- Given exercise -
Exactly as written, quote every line that follows, skipping the images.

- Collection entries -
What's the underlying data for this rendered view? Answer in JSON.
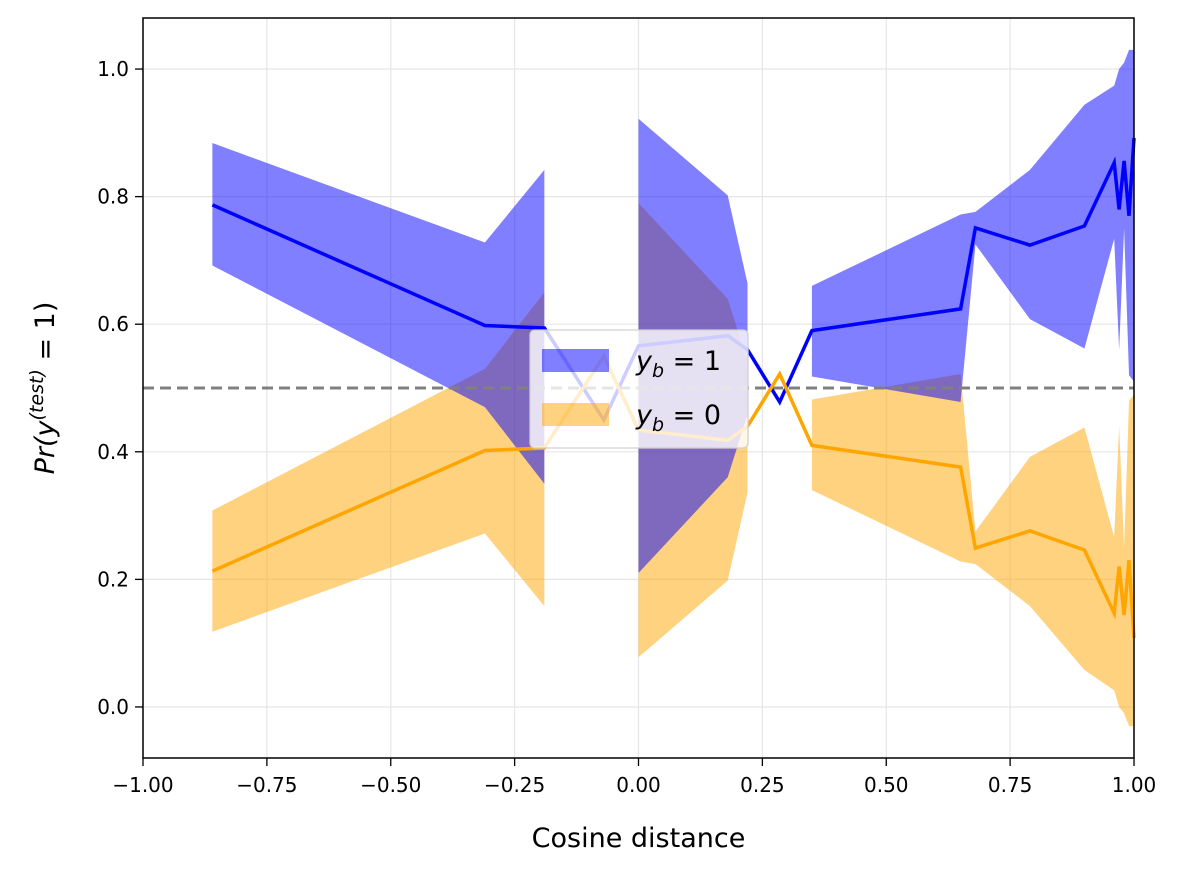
{
  "chart_data": {
    "type": "line",
    "title": "",
    "xlabel": "Cosine distance",
    "ylabel": "Pr(y^(test) = 1)",
    "xlim": [
      -1.0,
      1.0
    ],
    "ylim": [
      -0.08,
      1.08
    ],
    "xticks": [
      "−1.00",
      "−0.75",
      "−0.50",
      "−0.25",
      "0.00",
      "0.25",
      "0.50",
      "0.75",
      "1.00"
    ],
    "yticks": [
      "0.0",
      "0.2",
      "0.4",
      "0.6",
      "0.8",
      "1.0"
    ],
    "grid": true,
    "reference_line": {
      "y": 0.5,
      "style": "dashed",
      "color": "#808080"
    },
    "legend": {
      "placement": "center"
    },
    "series": [
      {
        "name": "y_b = 1",
        "legend_main": "y",
        "legend_sub": "b",
        "legend_rest": " = 1",
        "color": "#0000ff",
        "fill_color": "#8080ff",
        "segments": [
          {
            "x": [
              -0.86,
              -0.31,
              -0.19
            ],
            "y": [
              0.787,
              0.598,
              0.594
            ],
            "lower": [
              0.692,
              0.47,
              0.35
            ],
            "upper": [
              0.884,
              0.728,
              0.842
            ]
          },
          {
            "x": [
              -0.19,
              -0.07,
              0.0
            ],
            "y": [
              0.594,
              0.45,
              0.566
            ],
            "lower": null,
            "upper": null
          },
          {
            "x": [
              0.0,
              0.18,
              0.22
            ],
            "y": [
              0.566,
              0.582,
              0.56
            ],
            "lower": [
              0.21,
              0.36,
              0.458
            ],
            "upper": [
              0.922,
              0.802,
              0.664
            ]
          },
          {
            "x": [
              0.22,
              0.285,
              0.35
            ],
            "y": [
              0.56,
              0.478,
              0.59
            ],
            "lower": null,
            "upper": null
          },
          {
            "x": [
              0.35,
              0.65,
              0.68,
              0.79,
              0.9,
              0.96,
              0.97,
              0.98,
              0.99,
              1.0
            ],
            "y": [
              0.59,
              0.624,
              0.751,
              0.724,
              0.754,
              0.853,
              0.78,
              0.856,
              0.77,
              0.892
            ],
            "lower": [
              0.518,
              0.478,
              0.725,
              0.608,
              0.562,
              0.734,
              0.56,
              0.75,
              0.52,
              0.51
            ],
            "upper": [
              0.66,
              0.772,
              0.776,
              0.842,
              0.944,
              0.974,
              1.0,
              1.01,
              1.03,
              1.03
            ]
          }
        ]
      },
      {
        "name": "y_b = 0",
        "legend_main": "y",
        "legend_sub": "b",
        "legend_rest": " = 0",
        "color": "#ffa500",
        "fill_color": "#ffd280",
        "segments": [
          {
            "x": [
              -0.86,
              -0.31,
              -0.19
            ],
            "y": [
              0.213,
              0.402,
              0.406
            ],
            "lower": [
              0.118,
              0.272,
              0.158
            ],
            "upper": [
              0.308,
              0.53,
              0.65
            ]
          },
          {
            "x": [
              -0.19,
              -0.07,
              0.0
            ],
            "y": [
              0.406,
              0.55,
              0.434
            ],
            "lower": null,
            "upper": null
          },
          {
            "x": [
              0.0,
              0.18,
              0.22
            ],
            "y": [
              0.434,
              0.418,
              0.44
            ],
            "lower": [
              0.078,
              0.198,
              0.336
            ],
            "upper": [
              0.79,
              0.64,
              0.542
            ]
          },
          {
            "x": [
              0.22,
              0.285,
              0.35
            ],
            "y": [
              0.44,
              0.522,
              0.41
            ],
            "lower": null,
            "upper": null
          },
          {
            "x": [
              0.35,
              0.65,
              0.68,
              0.79,
              0.9,
              0.96,
              0.97,
              0.98,
              0.99,
              1.0
            ],
            "y": [
              0.41,
              0.376,
              0.249,
              0.276,
              0.246,
              0.147,
              0.22,
              0.144,
              0.23,
              0.108
            ],
            "lower": [
              0.34,
              0.228,
              0.224,
              0.158,
              0.058,
              0.026,
              0.0,
              -0.01,
              -0.03,
              -0.03
            ],
            "upper": [
              0.482,
              0.522,
              0.275,
              0.392,
              0.438,
              0.266,
              0.44,
              0.25,
              0.48,
              0.49
            ]
          }
        ]
      }
    ]
  }
}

- Task output -
What's the underlying data for this rendered view? Answer in JSON.
{
  "chart_data": {
    "type": "line",
    "title": "",
    "xlabel": "Cosine distance",
    "ylabel": "Pr(y^(test) = 1)",
    "xlim": [
      -1.0,
      1.0
    ],
    "ylim": [
      -0.08,
      1.08
    ],
    "xticks": [
      "−1.00",
      "−0.75",
      "−0.50",
      "−0.25",
      "0.00",
      "0.25",
      "0.50",
      "0.75",
      "1.00"
    ],
    "yticks": [
      "0.0",
      "0.2",
      "0.4",
      "0.6",
      "0.8",
      "1.0"
    ],
    "grid": true,
    "reference_line": {
      "y": 0.5,
      "style": "dashed",
      "color": "#808080"
    },
    "legend": {
      "placement": "center"
    },
    "series": [
      {
        "name": "y_b = 1",
        "legend_main": "y",
        "legend_sub": "b",
        "legend_rest": " = 1",
        "color": "#0000ff",
        "fill_color": "#8080ff",
        "segments": [
          {
            "x": [
              -0.86,
              -0.31,
              -0.19
            ],
            "y": [
              0.787,
              0.598,
              0.594
            ],
            "lower": [
              0.692,
              0.47,
              0.35
            ],
            "upper": [
              0.884,
              0.728,
              0.842
            ]
          },
          {
            "x": [
              -0.19,
              -0.07,
              0.0
            ],
            "y": [
              0.594,
              0.45,
              0.566
            ],
            "lower": null,
            "upper": null
          },
          {
            "x": [
              0.0,
              0.18,
              0.22
            ],
            "y": [
              0.566,
              0.582,
              0.56
            ],
            "lower": [
              0.21,
              0.36,
              0.458
            ],
            "upper": [
              0.922,
              0.802,
              0.664
            ]
          },
          {
            "x": [
              0.22,
              0.285,
              0.35
            ],
            "y": [
              0.56,
              0.478,
              0.59
            ],
            "lower": null,
            "upper": null
          },
          {
            "x": [
              0.35,
              0.65,
              0.68,
              0.79,
              0.9,
              0.96,
              0.97,
              0.98,
              0.99,
              1.0
            ],
            "y": [
              0.59,
              0.624,
              0.751,
              0.724,
              0.754,
              0.853,
              0.78,
              0.856,
              0.77,
              0.892
            ],
            "lower": [
              0.518,
              0.478,
              0.725,
              0.608,
              0.562,
              0.734,
              0.56,
              0.75,
              0.52,
              0.51
            ],
            "upper": [
              0.66,
              0.772,
              0.776,
              0.842,
              0.944,
              0.974,
              1.0,
              1.01,
              1.03,
              1.03
            ]
          }
        ]
      },
      {
        "name": "y_b = 0",
        "legend_main": "y",
        "legend_sub": "b",
        "legend_rest": " = 0",
        "color": "#ffa500",
        "fill_color": "#ffd280",
        "segments": [
          {
            "x": [
              -0.86,
              -0.31,
              -0.19
            ],
            "y": [
              0.213,
              0.402,
              0.406
            ],
            "lower": [
              0.118,
              0.272,
              0.158
            ],
            "upper": [
              0.308,
              0.53,
              0.65
            ]
          },
          {
            "x": [
              -0.19,
              -0.07,
              0.0
            ],
            "y": [
              0.406,
              0.55,
              0.434
            ],
            "lower": null,
            "upper": null
          },
          {
            "x": [
              0.0,
              0.18,
              0.22
            ],
            "y": [
              0.434,
              0.418,
              0.44
            ],
            "lower": [
              0.078,
              0.198,
              0.336
            ],
            "upper": [
              0.79,
              0.64,
              0.542
            ]
          },
          {
            "x": [
              0.22,
              0.285,
              0.35
            ],
            "y": [
              0.44,
              0.522,
              0.41
            ],
            "lower": null,
            "upper": null
          },
          {
            "x": [
              0.35,
              0.65,
              0.68,
              0.79,
              0.9,
              0.96,
              0.97,
              0.98,
              0.99,
              1.0
            ],
            "y": [
              0.41,
              0.376,
              0.249,
              0.276,
              0.246,
              0.147,
              0.22,
              0.144,
              0.23,
              0.108
            ],
            "lower": [
              0.34,
              0.228,
              0.224,
              0.158,
              0.058,
              0.026,
              0.0,
              -0.01,
              -0.03,
              -0.03
            ],
            "upper": [
              0.482,
              0.522,
              0.275,
              0.392,
              0.438,
              0.266,
              0.44,
              0.25,
              0.48,
              0.49
            ]
          }
        ]
      }
    ]
  }
}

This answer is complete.